Task objective: Of the lines in the entries, how many hold the word "label"? Give that number alone.

Excerpted records:

_ _ _ _

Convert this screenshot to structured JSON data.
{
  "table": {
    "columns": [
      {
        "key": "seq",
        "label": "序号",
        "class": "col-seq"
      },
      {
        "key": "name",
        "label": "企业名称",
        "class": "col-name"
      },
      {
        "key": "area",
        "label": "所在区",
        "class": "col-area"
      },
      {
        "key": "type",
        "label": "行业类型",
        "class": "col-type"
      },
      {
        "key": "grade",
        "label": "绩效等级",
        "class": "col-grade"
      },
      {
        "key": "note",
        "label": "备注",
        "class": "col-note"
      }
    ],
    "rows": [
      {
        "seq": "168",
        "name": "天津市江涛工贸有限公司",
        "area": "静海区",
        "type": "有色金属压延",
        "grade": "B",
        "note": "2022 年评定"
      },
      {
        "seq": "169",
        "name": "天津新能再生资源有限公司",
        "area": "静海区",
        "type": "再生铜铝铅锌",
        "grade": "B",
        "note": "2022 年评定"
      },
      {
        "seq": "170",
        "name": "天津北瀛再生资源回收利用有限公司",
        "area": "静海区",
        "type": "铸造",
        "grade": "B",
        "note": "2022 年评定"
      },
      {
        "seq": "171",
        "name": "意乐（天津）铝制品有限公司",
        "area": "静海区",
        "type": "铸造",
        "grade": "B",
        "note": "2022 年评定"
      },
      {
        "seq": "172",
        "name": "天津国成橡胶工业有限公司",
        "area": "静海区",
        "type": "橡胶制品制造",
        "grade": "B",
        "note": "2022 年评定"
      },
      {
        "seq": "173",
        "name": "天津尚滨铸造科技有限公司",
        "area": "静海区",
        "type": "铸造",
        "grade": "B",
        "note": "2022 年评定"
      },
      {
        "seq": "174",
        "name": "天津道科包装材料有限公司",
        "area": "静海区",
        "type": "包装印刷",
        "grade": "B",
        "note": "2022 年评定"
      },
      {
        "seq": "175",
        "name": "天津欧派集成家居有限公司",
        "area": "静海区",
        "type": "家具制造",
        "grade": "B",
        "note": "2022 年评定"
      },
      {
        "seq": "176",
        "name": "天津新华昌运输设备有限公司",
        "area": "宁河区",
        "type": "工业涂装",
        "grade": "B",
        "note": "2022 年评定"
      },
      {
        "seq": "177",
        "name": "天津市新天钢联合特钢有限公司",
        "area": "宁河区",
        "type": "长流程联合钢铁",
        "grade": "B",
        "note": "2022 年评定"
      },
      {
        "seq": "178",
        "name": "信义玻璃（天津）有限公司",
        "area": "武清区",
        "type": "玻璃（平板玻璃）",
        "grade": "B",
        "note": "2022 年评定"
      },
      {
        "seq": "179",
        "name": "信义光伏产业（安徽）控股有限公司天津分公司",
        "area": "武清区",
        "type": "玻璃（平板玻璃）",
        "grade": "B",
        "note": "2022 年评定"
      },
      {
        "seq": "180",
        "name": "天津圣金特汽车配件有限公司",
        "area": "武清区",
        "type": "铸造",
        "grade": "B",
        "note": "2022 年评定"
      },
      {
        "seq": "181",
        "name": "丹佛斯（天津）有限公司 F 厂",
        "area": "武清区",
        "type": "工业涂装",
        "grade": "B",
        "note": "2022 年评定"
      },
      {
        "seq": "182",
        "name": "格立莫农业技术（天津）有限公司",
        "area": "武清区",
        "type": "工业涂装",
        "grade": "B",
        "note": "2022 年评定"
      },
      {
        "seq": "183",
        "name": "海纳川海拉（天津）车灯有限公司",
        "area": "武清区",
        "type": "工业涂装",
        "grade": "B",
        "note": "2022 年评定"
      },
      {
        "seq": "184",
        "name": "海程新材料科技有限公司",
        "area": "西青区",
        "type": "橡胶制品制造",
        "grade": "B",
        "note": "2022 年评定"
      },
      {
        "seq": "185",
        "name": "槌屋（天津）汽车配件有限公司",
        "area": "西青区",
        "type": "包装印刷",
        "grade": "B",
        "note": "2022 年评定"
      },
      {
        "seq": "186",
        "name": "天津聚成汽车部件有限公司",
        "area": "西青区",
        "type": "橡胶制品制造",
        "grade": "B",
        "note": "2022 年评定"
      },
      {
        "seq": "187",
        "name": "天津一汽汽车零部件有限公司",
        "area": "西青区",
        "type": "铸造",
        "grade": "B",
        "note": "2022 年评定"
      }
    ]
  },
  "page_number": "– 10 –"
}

_ _ _ _

Exercise response: 6